* [Data records]:
--

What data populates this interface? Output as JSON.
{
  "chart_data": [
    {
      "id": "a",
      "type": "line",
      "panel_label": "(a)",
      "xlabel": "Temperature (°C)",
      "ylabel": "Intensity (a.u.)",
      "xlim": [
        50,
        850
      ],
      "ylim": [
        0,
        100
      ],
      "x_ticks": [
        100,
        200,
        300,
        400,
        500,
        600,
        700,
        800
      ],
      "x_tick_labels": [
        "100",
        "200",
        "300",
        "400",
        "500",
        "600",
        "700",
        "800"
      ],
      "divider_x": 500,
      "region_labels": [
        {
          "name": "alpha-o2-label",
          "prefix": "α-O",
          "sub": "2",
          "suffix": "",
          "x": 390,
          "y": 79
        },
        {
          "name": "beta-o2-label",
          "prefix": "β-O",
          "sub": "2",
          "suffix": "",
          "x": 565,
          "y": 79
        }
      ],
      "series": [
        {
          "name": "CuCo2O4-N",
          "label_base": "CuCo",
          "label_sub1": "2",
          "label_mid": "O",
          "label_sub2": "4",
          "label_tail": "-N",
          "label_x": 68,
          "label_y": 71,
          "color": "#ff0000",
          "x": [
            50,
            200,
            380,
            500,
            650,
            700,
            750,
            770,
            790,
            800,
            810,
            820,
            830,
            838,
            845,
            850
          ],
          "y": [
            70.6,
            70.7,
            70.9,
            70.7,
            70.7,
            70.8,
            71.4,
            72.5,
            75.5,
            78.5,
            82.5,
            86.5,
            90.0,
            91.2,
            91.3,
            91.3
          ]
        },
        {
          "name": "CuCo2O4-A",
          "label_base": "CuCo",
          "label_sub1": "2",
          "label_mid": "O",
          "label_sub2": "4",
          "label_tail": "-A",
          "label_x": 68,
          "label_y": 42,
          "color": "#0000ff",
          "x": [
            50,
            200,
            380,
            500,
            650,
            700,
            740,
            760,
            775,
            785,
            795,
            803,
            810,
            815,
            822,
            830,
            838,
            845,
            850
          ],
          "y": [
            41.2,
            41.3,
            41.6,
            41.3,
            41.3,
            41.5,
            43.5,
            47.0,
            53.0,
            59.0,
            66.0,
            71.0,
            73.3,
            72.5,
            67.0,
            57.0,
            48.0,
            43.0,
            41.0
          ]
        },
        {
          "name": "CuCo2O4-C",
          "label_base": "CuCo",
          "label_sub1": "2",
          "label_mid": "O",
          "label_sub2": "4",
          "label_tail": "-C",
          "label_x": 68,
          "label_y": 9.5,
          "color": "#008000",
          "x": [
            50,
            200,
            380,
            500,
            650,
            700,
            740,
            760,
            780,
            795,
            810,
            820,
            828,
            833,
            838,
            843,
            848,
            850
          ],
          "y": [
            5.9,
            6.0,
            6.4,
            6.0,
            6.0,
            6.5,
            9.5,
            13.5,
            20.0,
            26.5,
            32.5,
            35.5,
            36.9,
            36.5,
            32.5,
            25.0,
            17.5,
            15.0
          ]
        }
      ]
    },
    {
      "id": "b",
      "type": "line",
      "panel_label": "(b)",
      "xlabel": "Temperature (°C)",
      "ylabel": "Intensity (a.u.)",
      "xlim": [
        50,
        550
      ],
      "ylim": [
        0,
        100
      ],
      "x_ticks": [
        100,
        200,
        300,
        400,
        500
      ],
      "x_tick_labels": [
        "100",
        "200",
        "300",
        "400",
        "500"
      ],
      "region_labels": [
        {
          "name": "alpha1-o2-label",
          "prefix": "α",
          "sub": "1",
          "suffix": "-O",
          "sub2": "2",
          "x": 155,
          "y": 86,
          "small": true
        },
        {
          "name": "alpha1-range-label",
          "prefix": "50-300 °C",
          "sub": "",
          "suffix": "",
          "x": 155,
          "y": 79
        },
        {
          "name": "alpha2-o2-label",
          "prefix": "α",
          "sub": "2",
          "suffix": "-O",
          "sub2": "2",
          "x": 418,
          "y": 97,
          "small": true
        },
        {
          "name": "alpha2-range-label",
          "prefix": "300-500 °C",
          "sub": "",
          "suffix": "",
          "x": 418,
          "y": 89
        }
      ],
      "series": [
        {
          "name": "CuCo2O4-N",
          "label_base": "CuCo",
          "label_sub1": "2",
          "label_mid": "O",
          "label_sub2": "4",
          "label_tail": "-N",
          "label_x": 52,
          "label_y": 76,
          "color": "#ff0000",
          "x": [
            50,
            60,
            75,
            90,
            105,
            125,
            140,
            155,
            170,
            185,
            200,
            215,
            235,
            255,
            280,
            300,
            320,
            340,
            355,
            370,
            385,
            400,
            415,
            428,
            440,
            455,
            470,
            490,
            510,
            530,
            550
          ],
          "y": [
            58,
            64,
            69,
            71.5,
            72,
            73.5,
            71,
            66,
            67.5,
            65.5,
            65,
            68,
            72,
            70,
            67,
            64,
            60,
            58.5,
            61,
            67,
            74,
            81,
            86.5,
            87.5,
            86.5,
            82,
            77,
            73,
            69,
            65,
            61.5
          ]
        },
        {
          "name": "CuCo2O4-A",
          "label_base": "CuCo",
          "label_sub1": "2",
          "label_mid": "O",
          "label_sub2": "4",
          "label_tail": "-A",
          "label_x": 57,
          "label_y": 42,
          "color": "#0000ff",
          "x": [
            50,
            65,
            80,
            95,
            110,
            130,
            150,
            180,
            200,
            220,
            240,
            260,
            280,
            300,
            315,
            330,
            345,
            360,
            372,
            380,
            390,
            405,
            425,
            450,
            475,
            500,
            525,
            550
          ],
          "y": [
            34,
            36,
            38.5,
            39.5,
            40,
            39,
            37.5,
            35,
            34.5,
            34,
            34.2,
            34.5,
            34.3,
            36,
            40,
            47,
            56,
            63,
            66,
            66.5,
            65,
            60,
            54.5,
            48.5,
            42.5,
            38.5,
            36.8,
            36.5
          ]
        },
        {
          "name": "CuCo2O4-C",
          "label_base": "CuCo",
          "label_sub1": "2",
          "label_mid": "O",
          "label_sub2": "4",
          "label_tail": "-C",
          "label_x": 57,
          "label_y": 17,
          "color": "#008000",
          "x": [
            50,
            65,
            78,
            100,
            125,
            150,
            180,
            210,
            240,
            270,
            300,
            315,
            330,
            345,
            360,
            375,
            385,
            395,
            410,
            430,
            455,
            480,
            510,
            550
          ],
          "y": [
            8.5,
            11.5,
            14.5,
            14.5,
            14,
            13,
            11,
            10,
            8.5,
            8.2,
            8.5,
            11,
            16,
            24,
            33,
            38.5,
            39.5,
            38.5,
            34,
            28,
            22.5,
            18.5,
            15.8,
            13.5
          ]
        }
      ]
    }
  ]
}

--

* [To do]: Retype the material in full. Each word must match.

* [Task output]:
What data populates this interface? Output as JSON.
{
  "chart_data": [
    {
      "id": "a",
      "type": "line",
      "panel_label": "(a)",
      "xlabel": "Temperature (°C)",
      "ylabel": "Intensity (a.u.)",
      "xlim": [
        50,
        850
      ],
      "ylim": [
        0,
        100
      ],
      "x_ticks": [
        100,
        200,
        300,
        400,
        500,
        600,
        700,
        800
      ],
      "x_tick_labels": [
        "100",
        "200",
        "300",
        "400",
        "500",
        "600",
        "700",
        "800"
      ],
      "divider_x": 500,
      "region_labels": [
        {
          "name": "alpha-o2-label",
          "prefix": "α-O",
          "sub": "2",
          "suffix": "",
          "x": 390,
          "y": 79
        },
        {
          "name": "beta-o2-label",
          "prefix": "β-O",
          "sub": "2",
          "suffix": "",
          "x": 565,
          "y": 79
        }
      ],
      "series": [
        {
          "name": "CuCo2O4-N",
          "label_base": "CuCo",
          "label_sub1": "2",
          "label_mid": "O",
          "label_sub2": "4",
          "label_tail": "-N",
          "label_x": 68,
          "label_y": 71,
          "color": "#ff0000",
          "x": [
            50,
            200,
            380,
            500,
            650,
            700,
            750,
            770,
            790,
            800,
            810,
            820,
            830,
            838,
            845,
            850
          ],
          "y": [
            70.6,
            70.7,
            70.9,
            70.7,
            70.7,
            70.8,
            71.4,
            72.5,
            75.5,
            78.5,
            82.5,
            86.5,
            90.0,
            91.2,
            91.3,
            91.3
          ]
        },
        {
          "name": "CuCo2O4-A",
          "label_base": "CuCo",
          "label_sub1": "2",
          "label_mid": "O",
          "label_sub2": "4",
          "label_tail": "-A",
          "label_x": 68,
          "label_y": 42,
          "color": "#0000ff",
          "x": [
            50,
            200,
            380,
            500,
            650,
            700,
            740,
            760,
            775,
            785,
            795,
            803,
            810,
            815,
            822,
            830,
            838,
            845,
            850
          ],
          "y": [
            41.2,
            41.3,
            41.6,
            41.3,
            41.3,
            41.5,
            43.5,
            47.0,
            53.0,
            59.0,
            66.0,
            71.0,
            73.3,
            72.5,
            67.0,
            57.0,
            48.0,
            43.0,
            41.0
          ]
        },
        {
          "name": "CuCo2O4-C",
          "label_base": "CuCo",
          "label_sub1": "2",
          "label_mid": "O",
          "label_sub2": "4",
          "label_tail": "-C",
          "label_x": 68,
          "label_y": 9.5,
          "color": "#008000",
          "x": [
            50,
            200,
            380,
            500,
            650,
            700,
            740,
            760,
            780,
            795,
            810,
            820,
            828,
            833,
            838,
            843,
            848,
            850
          ],
          "y": [
            5.9,
            6.0,
            6.4,
            6.0,
            6.0,
            6.5,
            9.5,
            13.5,
            20.0,
            26.5,
            32.5,
            35.5,
            36.9,
            36.5,
            32.5,
            25.0,
            17.5,
            15.0
          ]
        }
      ]
    },
    {
      "id": "b",
      "type": "line",
      "panel_label": "(b)",
      "xlabel": "Temperature (°C)",
      "ylabel": "Intensity (a.u.)",
      "xlim": [
        50,
        550
      ],
      "ylim": [
        0,
        100
      ],
      "x_ticks": [
        100,
        200,
        300,
        400,
        500
      ],
      "x_tick_labels": [
        "100",
        "200",
        "300",
        "400",
        "500"
      ],
      "region_labels": [
        {
          "name": "alpha1-o2-label",
          "prefix": "α",
          "sub": "1",
          "suffix": "-O",
          "sub2": "2",
          "x": 155,
          "y": 86,
          "small": true
        },
        {
          "name": "alpha1-range-label",
          "prefix": "50-300 °C",
          "sub": "",
          "suffix": "",
          "x": 155,
          "y": 79
        },
        {
          "name": "alpha2-o2-label",
          "prefix": "α",
          "sub": "2",
          "suffix": "-O",
          "sub2": "2",
          "x": 418,
          "y": 97,
          "small": true
        },
        {
          "name": "alpha2-range-label",
          "prefix": "300-500 °C",
          "sub": "",
          "suffix": "",
          "x": 418,
          "y": 89
        }
      ],
      "series": [
        {
          "name": "CuCo2O4-N",
          "label_base": "CuCo",
          "label_sub1": "2",
          "label_mid": "O",
          "label_sub2": "4",
          "label_tail": "-N",
          "label_x": 52,
          "label_y": 76,
          "color": "#ff0000",
          "x": [
            50,
            60,
            75,
            90,
            105,
            125,
            140,
            155,
            170,
            185,
            200,
            215,
            235,
            255,
            280,
            300,
            320,
            340,
            355,
            370,
            385,
            400,
            415,
            428,
            440,
            455,
            470,
            490,
            510,
            530,
            550
          ],
          "y": [
            58,
            64,
            69,
            71.5,
            72,
            73.5,
            71,
            66,
            67.5,
            65.5,
            65,
            68,
            72,
            70,
            67,
            64,
            60,
            58.5,
            61,
            67,
            74,
            81,
            86.5,
            87.5,
            86.5,
            82,
            77,
            73,
            69,
            65,
            61.5
          ]
        },
        {
          "name": "CuCo2O4-A",
          "label_base": "CuCo",
          "label_sub1": "2",
          "label_mid": "O",
          "label_sub2": "4",
          "label_tail": "-A",
          "label_x": 57,
          "label_y": 42,
          "color": "#0000ff",
          "x": [
            50,
            65,
            80,
            95,
            110,
            130,
            150,
            180,
            200,
            220,
            240,
            260,
            280,
            300,
            315,
            330,
            345,
            360,
            372,
            380,
            390,
            405,
            425,
            450,
            475,
            500,
            525,
            550
          ],
          "y": [
            34,
            36,
            38.5,
            39.5,
            40,
            39,
            37.5,
            35,
            34.5,
            34,
            34.2,
            34.5,
            34.3,
            36,
            40,
            47,
            56,
            63,
            66,
            66.5,
            65,
            60,
            54.5,
            48.5,
            42.5,
            38.5,
            36.8,
            36.5
          ]
        },
        {
          "name": "CuCo2O4-C",
          "label_base": "CuCo",
          "label_sub1": "2",
          "label_mid": "O",
          "label_sub2": "4",
          "label_tail": "-C",
          "label_x": 57,
          "label_y": 17,
          "color": "#008000",
          "x": [
            50,
            65,
            78,
            100,
            125,
            150,
            180,
            210,
            240,
            270,
            300,
            315,
            330,
            345,
            360,
            375,
            385,
            395,
            410,
            430,
            455,
            480,
            510,
            550
          ],
          "y": [
            8.5,
            11.5,
            14.5,
            14.5,
            14,
            13,
            11,
            10,
            8.5,
            8.2,
            8.5,
            11,
            16,
            24,
            33,
            38.5,
            39.5,
            38.5,
            34,
            28,
            22.5,
            18.5,
            15.8,
            13.5
          ]
        }
      ]
    }
  ]
}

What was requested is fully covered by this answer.